▶
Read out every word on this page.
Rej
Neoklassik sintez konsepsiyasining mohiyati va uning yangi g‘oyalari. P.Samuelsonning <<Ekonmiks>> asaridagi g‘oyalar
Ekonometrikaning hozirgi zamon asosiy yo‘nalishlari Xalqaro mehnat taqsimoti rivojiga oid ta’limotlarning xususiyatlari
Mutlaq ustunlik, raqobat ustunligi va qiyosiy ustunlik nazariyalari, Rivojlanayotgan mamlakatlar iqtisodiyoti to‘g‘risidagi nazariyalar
◀
• **WHAT THE EXERCISE ASKS**
Please reproduce each record precisely as written.

• **WRITTEN RESPONSE**
Read out every word on this page.
Rej
Neoklassik sintez konsepsiyasining mohiyati va uning yangi g‘oyalari. P.Samuelsonning <<Ekonmiks>> asaridagi g‘oyalar
Ekonometrikaning hozirgi zamon asosiy yo‘nalishlari Xalqaro mehnat taqsimoti rivojiga oid ta’limotlarning xususiyatlari
Mutlaq ustunlik, raqobat ustunligi va qiyosiy ustunlik nazariyalari, Rivojlanayotgan mamlakatlar iqtisodiyoti to‘g‘risidagi nazariyalar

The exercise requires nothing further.